## AIM
It is required that all of the data be written out exactly.

Items from a figure collection
● ● ● ●

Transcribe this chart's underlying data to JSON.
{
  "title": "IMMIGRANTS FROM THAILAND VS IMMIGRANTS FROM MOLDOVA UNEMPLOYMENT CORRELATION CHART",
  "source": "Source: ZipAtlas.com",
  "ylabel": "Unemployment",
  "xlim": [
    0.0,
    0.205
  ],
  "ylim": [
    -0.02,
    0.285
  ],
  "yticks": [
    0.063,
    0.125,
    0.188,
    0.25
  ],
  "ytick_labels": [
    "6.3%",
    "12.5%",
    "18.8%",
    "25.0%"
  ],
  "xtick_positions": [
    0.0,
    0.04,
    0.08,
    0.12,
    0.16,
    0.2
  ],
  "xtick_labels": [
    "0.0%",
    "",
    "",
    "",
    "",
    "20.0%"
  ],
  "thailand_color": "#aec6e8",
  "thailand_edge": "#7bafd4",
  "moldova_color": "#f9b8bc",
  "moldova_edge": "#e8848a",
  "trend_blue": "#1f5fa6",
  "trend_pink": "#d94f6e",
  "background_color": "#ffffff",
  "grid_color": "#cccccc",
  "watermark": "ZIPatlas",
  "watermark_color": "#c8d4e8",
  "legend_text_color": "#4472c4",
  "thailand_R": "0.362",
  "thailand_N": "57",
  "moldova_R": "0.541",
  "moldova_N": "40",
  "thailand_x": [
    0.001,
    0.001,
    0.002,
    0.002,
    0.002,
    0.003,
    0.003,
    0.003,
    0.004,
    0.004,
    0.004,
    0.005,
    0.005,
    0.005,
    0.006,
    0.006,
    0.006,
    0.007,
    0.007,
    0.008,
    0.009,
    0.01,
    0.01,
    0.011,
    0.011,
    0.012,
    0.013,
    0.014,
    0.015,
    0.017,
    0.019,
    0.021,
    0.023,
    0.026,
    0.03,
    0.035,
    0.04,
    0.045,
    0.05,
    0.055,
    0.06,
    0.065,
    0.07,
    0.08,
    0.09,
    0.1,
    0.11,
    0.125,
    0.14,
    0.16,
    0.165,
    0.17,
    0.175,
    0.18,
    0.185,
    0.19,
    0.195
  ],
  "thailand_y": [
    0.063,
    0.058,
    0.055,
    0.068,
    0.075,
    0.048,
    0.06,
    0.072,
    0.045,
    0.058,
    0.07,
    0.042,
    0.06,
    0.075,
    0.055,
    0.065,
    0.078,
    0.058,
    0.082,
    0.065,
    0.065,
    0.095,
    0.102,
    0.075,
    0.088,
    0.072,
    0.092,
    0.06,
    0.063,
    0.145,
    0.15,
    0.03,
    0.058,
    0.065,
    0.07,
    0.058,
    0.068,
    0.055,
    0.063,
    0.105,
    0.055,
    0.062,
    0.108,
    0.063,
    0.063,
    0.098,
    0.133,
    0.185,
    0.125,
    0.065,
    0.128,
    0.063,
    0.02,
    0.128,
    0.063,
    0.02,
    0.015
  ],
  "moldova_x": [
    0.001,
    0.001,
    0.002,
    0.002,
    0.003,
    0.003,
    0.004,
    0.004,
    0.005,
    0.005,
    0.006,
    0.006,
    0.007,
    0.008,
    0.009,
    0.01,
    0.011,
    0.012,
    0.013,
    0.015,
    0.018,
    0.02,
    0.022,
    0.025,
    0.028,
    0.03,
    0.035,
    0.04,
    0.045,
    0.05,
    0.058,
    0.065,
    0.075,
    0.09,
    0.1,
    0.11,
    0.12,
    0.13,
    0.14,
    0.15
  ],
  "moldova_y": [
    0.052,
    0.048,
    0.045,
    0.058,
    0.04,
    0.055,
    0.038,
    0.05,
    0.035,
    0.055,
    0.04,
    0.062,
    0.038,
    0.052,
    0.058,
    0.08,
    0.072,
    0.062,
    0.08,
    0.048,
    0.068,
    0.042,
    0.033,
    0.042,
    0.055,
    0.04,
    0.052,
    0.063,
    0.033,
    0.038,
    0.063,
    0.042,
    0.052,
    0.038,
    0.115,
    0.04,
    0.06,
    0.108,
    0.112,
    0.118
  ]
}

● ● ● ●

## REPLY
Transcribe this chart's underlying data to JSON.
{
  "title": "IMMIGRANTS FROM THAILAND VS IMMIGRANTS FROM MOLDOVA UNEMPLOYMENT CORRELATION CHART",
  "source": "Source: ZipAtlas.com",
  "ylabel": "Unemployment",
  "xlim": [
    0.0,
    0.205
  ],
  "ylim": [
    -0.02,
    0.285
  ],
  "yticks": [
    0.063,
    0.125,
    0.188,
    0.25
  ],
  "ytick_labels": [
    "6.3%",
    "12.5%",
    "18.8%",
    "25.0%"
  ],
  "xtick_positions": [
    0.0,
    0.04,
    0.08,
    0.12,
    0.16,
    0.2
  ],
  "xtick_labels": [
    "0.0%",
    "",
    "",
    "",
    "",
    "20.0%"
  ],
  "thailand_color": "#aec6e8",
  "thailand_edge": "#7bafd4",
  "moldova_color": "#f9b8bc",
  "moldova_edge": "#e8848a",
  "trend_blue": "#1f5fa6",
  "trend_pink": "#d94f6e",
  "background_color": "#ffffff",
  "grid_color": "#cccccc",
  "watermark": "ZIPatlas",
  "watermark_color": "#c8d4e8",
  "legend_text_color": "#4472c4",
  "thailand_R": "0.362",
  "thailand_N": "57",
  "moldova_R": "0.541",
  "moldova_N": "40",
  "thailand_x": [
    0.001,
    0.001,
    0.002,
    0.002,
    0.002,
    0.003,
    0.003,
    0.003,
    0.004,
    0.004,
    0.004,
    0.005,
    0.005,
    0.005,
    0.006,
    0.006,
    0.006,
    0.007,
    0.007,
    0.008,
    0.009,
    0.01,
    0.01,
    0.011,
    0.011,
    0.012,
    0.013,
    0.014,
    0.015,
    0.017,
    0.019,
    0.021,
    0.023,
    0.026,
    0.03,
    0.035,
    0.04,
    0.045,
    0.05,
    0.055,
    0.06,
    0.065,
    0.07,
    0.08,
    0.09,
    0.1,
    0.11,
    0.125,
    0.14,
    0.16,
    0.165,
    0.17,
    0.175,
    0.18,
    0.185,
    0.19,
    0.195
  ],
  "thailand_y": [
    0.063,
    0.058,
    0.055,
    0.068,
    0.075,
    0.048,
    0.06,
    0.072,
    0.045,
    0.058,
    0.07,
    0.042,
    0.06,
    0.075,
    0.055,
    0.065,
    0.078,
    0.058,
    0.082,
    0.065,
    0.065,
    0.095,
    0.102,
    0.075,
    0.088,
    0.072,
    0.092,
    0.06,
    0.063,
    0.145,
    0.15,
    0.03,
    0.058,
    0.065,
    0.07,
    0.058,
    0.068,
    0.055,
    0.063,
    0.105,
    0.055,
    0.062,
    0.108,
    0.063,
    0.063,
    0.098,
    0.133,
    0.185,
    0.125,
    0.065,
    0.128,
    0.063,
    0.02,
    0.128,
    0.063,
    0.02,
    0.015
  ],
  "moldova_x": [
    0.001,
    0.001,
    0.002,
    0.002,
    0.003,
    0.003,
    0.004,
    0.004,
    0.005,
    0.005,
    0.006,
    0.006,
    0.007,
    0.008,
    0.009,
    0.01,
    0.011,
    0.012,
    0.013,
    0.015,
    0.018,
    0.02,
    0.022,
    0.025,
    0.028,
    0.03,
    0.035,
    0.04,
    0.045,
    0.05,
    0.058,
    0.065,
    0.075,
    0.09,
    0.1,
    0.11,
    0.12,
    0.13,
    0.14,
    0.15
  ],
  "moldova_y": [
    0.052,
    0.048,
    0.045,
    0.058,
    0.04,
    0.055,
    0.038,
    0.05,
    0.035,
    0.055,
    0.04,
    0.062,
    0.038,
    0.052,
    0.058,
    0.08,
    0.072,
    0.062,
    0.08,
    0.048,
    0.068,
    0.042,
    0.033,
    0.042,
    0.055,
    0.04,
    0.052,
    0.063,
    0.033,
    0.038,
    0.063,
    0.042,
    0.052,
    0.038,
    0.115,
    0.04,
    0.06,
    0.108,
    0.112,
    0.118
  ]
}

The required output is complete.